Required task: Return all of the data exactly, with nothing left out but the pictures.

Extracted data:

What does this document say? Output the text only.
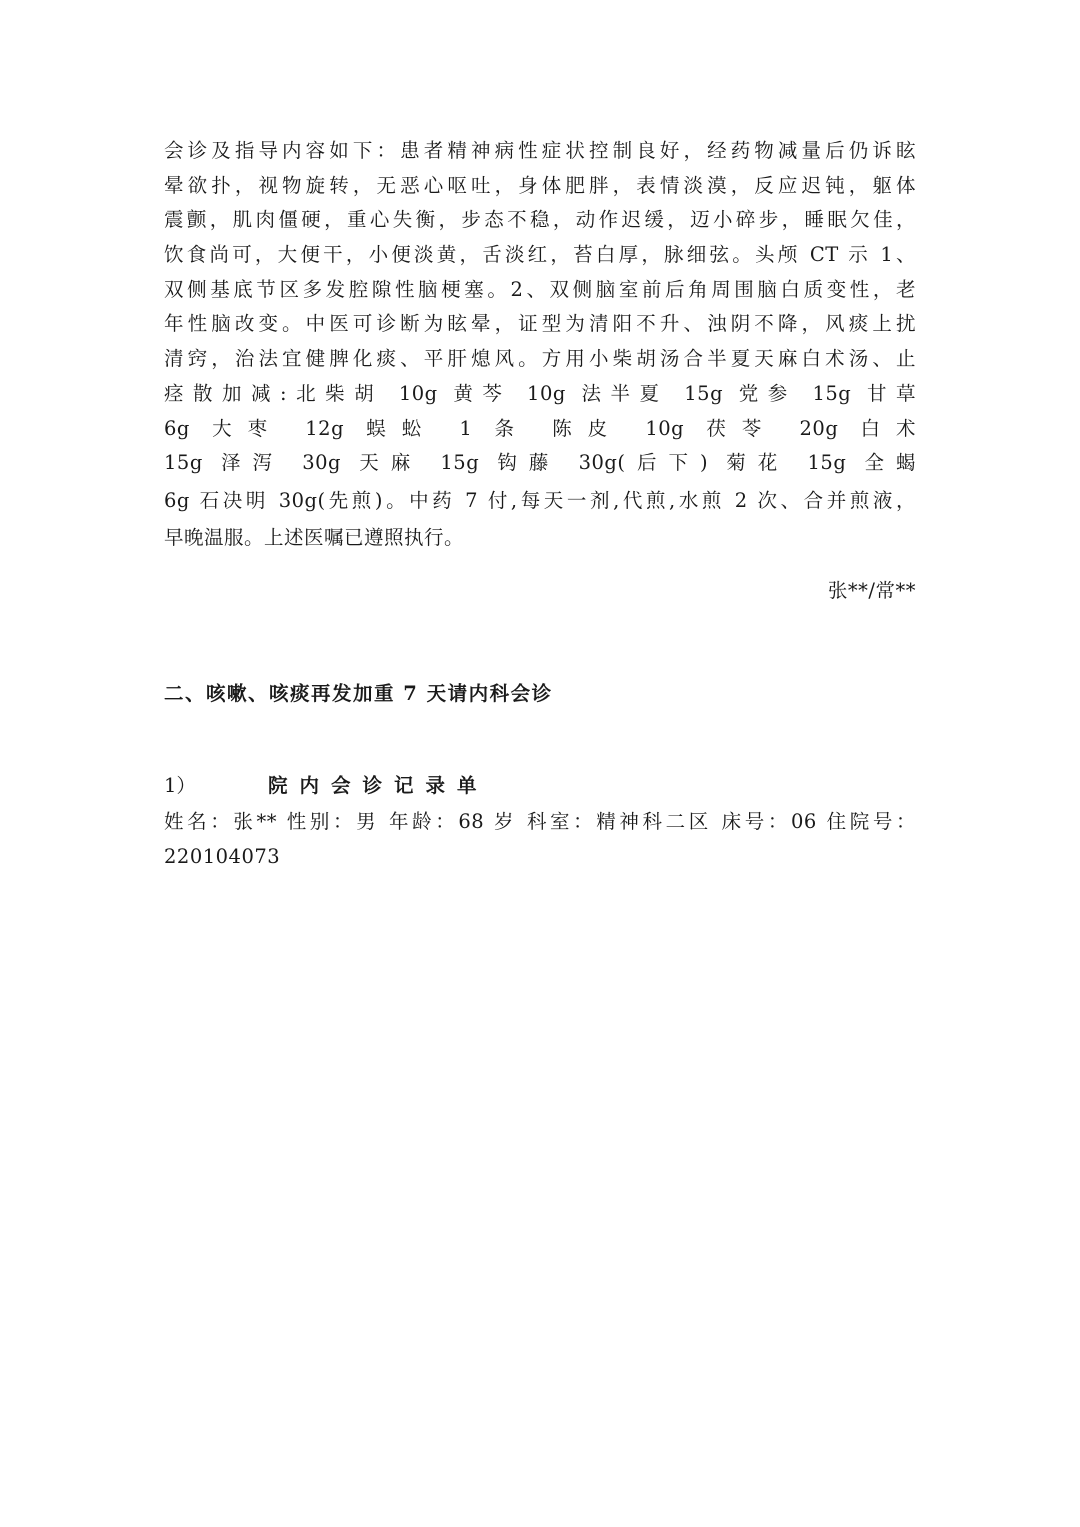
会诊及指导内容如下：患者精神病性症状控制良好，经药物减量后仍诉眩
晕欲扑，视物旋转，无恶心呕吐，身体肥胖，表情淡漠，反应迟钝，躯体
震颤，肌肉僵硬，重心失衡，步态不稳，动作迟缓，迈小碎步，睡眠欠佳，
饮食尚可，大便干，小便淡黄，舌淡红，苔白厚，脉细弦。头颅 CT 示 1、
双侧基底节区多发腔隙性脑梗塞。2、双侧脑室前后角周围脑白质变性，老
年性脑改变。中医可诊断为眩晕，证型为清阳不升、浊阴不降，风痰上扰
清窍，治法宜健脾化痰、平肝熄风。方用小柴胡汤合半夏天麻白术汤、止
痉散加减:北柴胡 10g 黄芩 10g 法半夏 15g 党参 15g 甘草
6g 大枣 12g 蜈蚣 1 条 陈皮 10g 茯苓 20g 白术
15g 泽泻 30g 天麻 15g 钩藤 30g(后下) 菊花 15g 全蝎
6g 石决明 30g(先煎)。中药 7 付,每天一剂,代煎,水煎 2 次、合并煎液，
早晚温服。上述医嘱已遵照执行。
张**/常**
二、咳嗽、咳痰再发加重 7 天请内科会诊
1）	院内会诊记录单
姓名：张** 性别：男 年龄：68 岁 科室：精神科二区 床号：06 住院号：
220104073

Result of the exercise:
What does this document say? Output the text only.
会诊及指导内容如下：患者精神病性症状控制良好，经药物减量后仍诉眩
晕欲扑，视物旋转，无恶心呕吐，身体肥胖，表情淡漠，反应迟钝，躯体
震颤，肌肉僵硬，重心失衡，步态不稳，动作迟缓，迈小碎步，睡眠欠佳，
饮食尚可，大便干，小便淡黄，舌淡红，苔白厚，脉细弦。头颅 CT 示 1、
双侧基底节区多发腔隙性脑梗塞。2、双侧脑室前后角周围脑白质变性，老
年性脑改变。中医可诊断为眩晕，证型为清阳不升、浊阴不降，风痰上扰
清窍，治法宜健脾化痰、平肝熄风。方用小柴胡汤合半夏天麻白术汤、止
痉散加减:北柴胡 10g 黄芩 10g 法半夏 15g 党参 15g 甘草
6g 大枣 12g 蜈蚣 1 条 陈皮 10g 茯苓 20g 白术
15g 泽泻 30g 天麻 15g 钩藤 30g(后下) 菊花 15g 全蝎
6g 石决明 30g(先煎)。中药 7 付,每天一剂,代煎,水煎 2 次、合并煎液，
早晚温服。上述医嘱已遵照执行。
张**/常**
二、咳嗽、咳痰再发加重 7 天请内科会诊
1）	院内会诊记录单
姓名：张** 性别：男 年龄：68 岁 科室：精神科二区 床号：06 住院号：
220104073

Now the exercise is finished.